Stored entries

====================

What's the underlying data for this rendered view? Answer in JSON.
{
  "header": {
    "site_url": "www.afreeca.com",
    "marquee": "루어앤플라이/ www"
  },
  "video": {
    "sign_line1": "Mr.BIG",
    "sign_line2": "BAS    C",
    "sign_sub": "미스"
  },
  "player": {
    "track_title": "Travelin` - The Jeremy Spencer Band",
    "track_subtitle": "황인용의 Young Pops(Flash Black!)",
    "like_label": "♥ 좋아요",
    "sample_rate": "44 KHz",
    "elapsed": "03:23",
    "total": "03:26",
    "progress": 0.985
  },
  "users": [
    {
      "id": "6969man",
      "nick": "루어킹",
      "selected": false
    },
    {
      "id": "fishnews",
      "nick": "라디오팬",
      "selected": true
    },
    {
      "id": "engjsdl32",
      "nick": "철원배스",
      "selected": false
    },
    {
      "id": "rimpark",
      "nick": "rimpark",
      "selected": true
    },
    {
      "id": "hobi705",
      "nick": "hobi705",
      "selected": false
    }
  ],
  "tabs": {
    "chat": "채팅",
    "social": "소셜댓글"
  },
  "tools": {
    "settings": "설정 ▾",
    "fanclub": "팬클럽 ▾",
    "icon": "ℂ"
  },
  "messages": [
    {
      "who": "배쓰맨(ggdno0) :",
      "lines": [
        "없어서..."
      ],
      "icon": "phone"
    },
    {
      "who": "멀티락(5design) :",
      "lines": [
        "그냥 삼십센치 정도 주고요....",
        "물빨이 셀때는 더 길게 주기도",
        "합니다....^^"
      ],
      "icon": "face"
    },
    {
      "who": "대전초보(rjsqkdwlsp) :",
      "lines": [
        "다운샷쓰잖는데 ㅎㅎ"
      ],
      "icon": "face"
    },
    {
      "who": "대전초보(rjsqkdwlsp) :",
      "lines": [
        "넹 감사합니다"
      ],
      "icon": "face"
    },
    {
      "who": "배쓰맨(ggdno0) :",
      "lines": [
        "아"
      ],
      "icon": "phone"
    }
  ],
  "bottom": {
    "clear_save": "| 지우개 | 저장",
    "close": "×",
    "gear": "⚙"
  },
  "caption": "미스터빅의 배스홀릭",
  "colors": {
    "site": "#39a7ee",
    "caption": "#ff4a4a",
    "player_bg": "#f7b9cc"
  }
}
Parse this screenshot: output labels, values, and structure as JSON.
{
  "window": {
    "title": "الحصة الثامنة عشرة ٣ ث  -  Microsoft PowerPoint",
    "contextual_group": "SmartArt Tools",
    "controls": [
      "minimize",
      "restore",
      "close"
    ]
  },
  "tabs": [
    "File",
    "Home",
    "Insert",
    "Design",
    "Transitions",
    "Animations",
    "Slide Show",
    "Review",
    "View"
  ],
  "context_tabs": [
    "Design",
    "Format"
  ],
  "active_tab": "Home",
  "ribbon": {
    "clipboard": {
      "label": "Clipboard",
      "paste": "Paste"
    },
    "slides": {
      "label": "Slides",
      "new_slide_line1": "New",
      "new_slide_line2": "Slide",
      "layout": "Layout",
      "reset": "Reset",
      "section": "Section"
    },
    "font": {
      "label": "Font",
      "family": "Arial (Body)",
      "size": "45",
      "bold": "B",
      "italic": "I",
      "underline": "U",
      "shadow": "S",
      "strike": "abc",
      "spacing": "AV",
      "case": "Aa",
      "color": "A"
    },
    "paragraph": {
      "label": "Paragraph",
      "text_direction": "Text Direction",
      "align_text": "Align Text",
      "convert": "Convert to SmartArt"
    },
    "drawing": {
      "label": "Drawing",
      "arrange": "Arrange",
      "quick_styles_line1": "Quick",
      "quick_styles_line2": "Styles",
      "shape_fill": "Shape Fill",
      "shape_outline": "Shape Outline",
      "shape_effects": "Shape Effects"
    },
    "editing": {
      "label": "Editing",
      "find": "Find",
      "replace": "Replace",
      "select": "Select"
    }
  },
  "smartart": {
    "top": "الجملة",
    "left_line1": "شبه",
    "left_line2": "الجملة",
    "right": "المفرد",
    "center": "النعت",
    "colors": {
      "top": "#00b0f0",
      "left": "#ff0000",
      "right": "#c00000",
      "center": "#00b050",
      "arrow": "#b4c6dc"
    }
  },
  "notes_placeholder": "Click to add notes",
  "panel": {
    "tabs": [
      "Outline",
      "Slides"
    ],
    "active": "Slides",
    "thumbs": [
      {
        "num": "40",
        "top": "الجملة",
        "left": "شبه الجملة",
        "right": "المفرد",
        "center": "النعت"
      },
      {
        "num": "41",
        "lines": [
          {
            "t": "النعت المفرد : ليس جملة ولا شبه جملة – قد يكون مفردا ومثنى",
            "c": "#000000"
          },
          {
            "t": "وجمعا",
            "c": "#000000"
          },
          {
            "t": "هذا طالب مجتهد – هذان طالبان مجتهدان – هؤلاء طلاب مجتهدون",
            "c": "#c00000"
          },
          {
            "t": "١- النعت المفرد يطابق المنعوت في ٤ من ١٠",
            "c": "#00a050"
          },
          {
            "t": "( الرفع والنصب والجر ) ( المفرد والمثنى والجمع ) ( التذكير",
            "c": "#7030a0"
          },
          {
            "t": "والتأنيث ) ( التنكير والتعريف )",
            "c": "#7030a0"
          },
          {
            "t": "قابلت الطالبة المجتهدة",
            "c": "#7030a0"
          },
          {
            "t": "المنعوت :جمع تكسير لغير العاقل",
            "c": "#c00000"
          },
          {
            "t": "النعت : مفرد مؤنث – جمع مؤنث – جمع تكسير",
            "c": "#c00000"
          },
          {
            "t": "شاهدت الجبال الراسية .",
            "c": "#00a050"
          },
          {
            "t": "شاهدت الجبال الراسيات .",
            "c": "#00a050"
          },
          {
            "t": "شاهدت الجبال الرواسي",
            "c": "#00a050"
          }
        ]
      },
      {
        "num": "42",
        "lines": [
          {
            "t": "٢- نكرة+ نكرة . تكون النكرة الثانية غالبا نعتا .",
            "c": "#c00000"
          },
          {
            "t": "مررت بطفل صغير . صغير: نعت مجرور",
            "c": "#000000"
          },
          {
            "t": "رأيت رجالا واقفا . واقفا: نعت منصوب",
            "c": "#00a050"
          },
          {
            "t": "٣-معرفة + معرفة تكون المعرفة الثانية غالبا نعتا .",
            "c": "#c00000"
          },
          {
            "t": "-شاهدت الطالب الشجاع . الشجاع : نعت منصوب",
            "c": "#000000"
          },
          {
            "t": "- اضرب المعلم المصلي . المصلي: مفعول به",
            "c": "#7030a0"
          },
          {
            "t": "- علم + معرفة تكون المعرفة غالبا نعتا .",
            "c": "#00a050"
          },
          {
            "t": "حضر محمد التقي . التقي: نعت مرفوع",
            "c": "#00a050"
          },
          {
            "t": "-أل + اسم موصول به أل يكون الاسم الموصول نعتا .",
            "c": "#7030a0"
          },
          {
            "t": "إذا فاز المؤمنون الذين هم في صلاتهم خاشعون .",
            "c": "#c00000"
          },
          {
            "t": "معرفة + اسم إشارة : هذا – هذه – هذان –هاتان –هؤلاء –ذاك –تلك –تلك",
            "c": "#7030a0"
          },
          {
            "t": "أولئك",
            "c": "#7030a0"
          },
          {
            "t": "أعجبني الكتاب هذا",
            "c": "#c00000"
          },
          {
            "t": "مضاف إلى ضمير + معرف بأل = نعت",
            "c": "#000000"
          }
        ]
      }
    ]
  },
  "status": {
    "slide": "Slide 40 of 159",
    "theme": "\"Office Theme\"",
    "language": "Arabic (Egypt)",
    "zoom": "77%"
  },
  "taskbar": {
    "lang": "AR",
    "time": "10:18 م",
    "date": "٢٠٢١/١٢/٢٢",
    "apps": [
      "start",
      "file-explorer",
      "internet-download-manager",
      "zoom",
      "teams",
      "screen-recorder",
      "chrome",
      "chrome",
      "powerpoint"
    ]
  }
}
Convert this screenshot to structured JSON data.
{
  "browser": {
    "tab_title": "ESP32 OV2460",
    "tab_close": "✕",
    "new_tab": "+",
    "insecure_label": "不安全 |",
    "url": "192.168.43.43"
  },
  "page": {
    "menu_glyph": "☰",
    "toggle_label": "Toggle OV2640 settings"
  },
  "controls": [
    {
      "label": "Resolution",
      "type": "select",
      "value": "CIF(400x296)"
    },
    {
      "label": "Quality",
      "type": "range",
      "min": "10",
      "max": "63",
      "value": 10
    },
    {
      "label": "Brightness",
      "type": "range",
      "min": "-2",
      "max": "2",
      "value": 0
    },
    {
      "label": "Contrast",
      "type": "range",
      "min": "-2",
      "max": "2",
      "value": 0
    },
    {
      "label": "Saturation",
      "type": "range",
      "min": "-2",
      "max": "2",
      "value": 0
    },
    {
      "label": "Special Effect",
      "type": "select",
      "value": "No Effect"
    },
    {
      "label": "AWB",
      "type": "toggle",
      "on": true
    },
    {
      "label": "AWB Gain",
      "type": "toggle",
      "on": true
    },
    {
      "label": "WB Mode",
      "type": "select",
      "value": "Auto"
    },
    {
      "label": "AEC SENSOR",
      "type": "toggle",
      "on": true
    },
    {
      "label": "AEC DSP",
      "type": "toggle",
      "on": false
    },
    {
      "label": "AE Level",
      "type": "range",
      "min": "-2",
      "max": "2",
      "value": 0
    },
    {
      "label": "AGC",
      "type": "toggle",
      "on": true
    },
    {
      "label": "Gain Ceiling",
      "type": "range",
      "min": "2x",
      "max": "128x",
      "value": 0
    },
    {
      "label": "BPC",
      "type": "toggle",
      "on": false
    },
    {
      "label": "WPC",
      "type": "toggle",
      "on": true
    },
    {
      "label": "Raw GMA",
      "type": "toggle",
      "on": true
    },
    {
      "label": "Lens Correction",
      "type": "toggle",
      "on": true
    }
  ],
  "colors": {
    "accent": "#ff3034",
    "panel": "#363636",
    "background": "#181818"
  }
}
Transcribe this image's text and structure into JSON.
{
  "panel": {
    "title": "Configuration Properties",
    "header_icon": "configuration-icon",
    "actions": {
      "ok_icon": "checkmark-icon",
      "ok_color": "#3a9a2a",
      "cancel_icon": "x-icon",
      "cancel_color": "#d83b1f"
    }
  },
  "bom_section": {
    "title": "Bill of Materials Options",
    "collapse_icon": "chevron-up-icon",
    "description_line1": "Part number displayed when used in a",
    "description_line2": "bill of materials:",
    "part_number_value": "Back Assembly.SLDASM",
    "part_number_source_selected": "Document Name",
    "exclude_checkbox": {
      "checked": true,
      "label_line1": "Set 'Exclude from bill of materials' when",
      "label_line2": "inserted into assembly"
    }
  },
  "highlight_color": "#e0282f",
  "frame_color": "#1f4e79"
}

====================

* **WHAT THIS TASK INVOLVES**: Repeat exactly the lines from the line containing "Transcribe this image's" through the last line of the records above, including both, and nothing else.

* **RESULT BELOW**:
Transcribe this image's text and structure into JSON.
{
  "panel": {
    "title": "Configuration Properties",
    "header_icon": "configuration-icon",
    "actions": {
      "ok_icon": "checkmark-icon",
      "ok_color": "#3a9a2a",
      "cancel_icon": "x-icon",
      "cancel_color": "#d83b1f"
    }
  },
  "bom_section": {
    "title": "Bill of Materials Options",
    "collapse_icon": "chevron-up-icon",
    "description_line1": "Part number displayed when used in a",
    "description_line2": "bill of materials:",
    "part_number_value": "Back Assembly.SLDASM",
    "part_number_source_selected": "Document Name",
    "exclude_checkbox": {
      "checked": true,
      "label_line1": "Set 'Exclude from bill of materials' when",
      "label_line2": "inserted into assembly"
    }
  },
  "highlight_color": "#e0282f",
  "frame_color": "#1f4e79"
}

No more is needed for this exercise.